**SOURCE RECORDS**.
....

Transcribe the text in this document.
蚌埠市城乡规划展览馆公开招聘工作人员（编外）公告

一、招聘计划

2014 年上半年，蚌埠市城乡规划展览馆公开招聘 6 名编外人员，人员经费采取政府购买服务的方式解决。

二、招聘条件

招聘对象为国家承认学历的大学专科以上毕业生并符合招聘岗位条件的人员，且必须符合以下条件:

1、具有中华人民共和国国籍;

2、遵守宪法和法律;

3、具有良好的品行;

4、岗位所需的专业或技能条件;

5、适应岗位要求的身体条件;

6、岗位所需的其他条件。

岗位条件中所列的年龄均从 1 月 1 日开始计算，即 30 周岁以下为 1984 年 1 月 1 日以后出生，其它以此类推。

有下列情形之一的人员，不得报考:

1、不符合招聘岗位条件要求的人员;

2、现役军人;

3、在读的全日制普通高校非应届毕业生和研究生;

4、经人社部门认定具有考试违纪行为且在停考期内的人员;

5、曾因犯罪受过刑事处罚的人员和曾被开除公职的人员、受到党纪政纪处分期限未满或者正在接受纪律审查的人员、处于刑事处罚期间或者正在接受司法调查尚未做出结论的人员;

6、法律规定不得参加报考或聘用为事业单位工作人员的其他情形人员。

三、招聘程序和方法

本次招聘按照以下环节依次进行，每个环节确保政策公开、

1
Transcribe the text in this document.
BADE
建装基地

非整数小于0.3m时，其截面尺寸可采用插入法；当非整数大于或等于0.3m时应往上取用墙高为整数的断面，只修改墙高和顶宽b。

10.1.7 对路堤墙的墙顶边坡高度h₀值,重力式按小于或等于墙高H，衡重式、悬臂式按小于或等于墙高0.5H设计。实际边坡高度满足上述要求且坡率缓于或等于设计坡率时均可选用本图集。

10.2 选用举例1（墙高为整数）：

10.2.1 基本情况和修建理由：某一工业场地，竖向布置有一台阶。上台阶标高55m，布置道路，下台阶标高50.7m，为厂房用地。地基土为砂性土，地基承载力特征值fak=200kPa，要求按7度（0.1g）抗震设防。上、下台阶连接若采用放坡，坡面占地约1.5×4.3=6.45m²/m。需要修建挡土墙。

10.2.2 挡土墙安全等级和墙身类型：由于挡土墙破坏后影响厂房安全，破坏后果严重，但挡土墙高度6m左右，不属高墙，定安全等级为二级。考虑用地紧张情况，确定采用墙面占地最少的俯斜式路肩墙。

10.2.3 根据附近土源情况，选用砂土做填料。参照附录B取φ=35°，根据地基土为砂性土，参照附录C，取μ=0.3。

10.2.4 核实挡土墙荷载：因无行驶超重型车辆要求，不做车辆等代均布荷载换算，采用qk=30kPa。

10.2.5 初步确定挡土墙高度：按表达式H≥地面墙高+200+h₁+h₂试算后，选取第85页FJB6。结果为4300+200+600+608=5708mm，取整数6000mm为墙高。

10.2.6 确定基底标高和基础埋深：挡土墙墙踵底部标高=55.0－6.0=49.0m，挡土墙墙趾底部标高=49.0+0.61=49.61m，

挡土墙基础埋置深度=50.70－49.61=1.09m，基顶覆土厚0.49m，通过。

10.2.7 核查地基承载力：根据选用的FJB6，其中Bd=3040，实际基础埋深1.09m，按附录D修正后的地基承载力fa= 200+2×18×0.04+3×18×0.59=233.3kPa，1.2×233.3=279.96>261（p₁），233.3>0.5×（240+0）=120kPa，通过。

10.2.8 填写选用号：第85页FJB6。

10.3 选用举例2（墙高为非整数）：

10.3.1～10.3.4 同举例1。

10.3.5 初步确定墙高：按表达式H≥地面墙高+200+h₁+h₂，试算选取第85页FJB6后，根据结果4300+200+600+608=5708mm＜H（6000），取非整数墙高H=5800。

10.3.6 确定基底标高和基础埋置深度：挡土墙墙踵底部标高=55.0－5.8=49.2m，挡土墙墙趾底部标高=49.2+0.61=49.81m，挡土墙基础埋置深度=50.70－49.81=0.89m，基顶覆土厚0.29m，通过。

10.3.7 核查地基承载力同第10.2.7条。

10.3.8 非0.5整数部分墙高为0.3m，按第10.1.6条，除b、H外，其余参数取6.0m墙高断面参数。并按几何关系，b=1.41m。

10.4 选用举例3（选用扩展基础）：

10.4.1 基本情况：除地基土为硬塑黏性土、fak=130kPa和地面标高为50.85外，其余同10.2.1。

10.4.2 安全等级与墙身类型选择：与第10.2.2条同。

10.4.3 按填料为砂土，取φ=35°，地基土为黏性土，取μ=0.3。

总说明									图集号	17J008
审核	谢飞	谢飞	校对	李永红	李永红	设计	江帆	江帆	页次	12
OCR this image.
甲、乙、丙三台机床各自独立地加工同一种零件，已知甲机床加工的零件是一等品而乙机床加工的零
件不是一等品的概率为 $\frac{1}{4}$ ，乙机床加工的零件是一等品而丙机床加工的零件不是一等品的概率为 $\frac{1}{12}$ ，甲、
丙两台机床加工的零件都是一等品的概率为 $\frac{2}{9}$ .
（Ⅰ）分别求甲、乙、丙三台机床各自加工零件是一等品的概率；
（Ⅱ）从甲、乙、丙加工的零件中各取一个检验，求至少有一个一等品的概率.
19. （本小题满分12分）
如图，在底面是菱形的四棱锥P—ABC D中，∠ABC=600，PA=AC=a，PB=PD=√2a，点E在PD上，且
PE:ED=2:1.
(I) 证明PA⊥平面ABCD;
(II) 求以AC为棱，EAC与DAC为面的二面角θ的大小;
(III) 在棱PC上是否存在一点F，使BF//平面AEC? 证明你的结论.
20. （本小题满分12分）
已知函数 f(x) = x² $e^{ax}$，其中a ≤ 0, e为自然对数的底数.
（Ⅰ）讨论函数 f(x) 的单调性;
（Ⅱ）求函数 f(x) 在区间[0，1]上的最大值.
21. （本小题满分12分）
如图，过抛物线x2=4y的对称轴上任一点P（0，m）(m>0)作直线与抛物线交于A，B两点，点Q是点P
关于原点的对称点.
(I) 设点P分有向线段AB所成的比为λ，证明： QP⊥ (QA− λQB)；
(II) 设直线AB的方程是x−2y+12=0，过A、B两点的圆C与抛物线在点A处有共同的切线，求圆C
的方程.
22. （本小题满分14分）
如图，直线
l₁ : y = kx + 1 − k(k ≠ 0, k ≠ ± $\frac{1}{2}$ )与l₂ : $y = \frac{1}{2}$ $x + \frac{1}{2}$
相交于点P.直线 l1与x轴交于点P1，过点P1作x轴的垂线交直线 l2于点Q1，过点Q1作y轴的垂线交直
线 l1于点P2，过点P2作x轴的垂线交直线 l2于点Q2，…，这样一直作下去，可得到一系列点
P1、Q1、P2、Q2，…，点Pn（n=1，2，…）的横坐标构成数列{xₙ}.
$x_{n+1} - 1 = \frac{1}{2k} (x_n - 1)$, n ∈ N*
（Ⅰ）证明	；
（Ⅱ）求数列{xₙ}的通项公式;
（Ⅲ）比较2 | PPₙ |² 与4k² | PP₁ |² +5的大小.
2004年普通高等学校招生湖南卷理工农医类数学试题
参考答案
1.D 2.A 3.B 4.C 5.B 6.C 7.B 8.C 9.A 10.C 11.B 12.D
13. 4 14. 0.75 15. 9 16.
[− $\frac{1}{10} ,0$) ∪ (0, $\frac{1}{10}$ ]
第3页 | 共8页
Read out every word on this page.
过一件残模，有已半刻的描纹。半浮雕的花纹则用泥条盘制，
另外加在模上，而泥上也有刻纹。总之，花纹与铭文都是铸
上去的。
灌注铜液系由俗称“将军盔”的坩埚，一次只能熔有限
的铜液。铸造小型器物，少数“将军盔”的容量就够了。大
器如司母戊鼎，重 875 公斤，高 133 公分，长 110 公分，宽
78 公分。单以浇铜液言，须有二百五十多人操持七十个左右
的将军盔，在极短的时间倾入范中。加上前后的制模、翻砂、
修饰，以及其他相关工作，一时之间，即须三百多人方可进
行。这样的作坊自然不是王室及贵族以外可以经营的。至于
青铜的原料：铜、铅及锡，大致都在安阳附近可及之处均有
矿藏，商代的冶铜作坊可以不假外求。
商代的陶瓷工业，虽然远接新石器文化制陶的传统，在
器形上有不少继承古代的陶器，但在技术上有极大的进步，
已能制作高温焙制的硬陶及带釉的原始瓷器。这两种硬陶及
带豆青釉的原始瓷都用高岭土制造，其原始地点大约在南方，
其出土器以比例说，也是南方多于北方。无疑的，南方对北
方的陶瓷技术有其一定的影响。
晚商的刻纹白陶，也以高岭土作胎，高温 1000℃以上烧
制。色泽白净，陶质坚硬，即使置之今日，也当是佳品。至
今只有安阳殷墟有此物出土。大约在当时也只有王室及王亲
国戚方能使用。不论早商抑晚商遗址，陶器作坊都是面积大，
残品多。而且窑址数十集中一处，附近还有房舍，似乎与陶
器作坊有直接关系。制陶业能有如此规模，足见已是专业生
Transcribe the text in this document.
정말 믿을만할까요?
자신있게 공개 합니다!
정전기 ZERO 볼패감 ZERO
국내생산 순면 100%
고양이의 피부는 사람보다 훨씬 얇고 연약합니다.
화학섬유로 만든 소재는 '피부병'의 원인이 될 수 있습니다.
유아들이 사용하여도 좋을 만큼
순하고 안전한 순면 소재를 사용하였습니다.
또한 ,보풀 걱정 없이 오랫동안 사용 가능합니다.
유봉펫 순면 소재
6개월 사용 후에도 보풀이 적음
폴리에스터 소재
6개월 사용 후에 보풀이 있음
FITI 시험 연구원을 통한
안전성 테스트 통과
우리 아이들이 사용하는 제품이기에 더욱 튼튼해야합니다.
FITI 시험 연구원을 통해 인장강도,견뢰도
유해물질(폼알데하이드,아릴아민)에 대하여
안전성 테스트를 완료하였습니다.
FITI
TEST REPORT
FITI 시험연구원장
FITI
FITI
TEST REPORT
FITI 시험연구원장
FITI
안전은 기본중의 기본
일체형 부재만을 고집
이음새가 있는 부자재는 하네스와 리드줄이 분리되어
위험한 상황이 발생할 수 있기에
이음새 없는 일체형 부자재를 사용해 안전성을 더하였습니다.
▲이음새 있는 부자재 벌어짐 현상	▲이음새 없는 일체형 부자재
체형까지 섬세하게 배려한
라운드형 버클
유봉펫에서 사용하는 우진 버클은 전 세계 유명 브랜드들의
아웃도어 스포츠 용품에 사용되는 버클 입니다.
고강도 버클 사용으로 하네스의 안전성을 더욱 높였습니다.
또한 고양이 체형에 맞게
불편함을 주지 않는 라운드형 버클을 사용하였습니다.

....

The answer should be a single number: the count of lines in the data that include the string "사용하였습니다".

2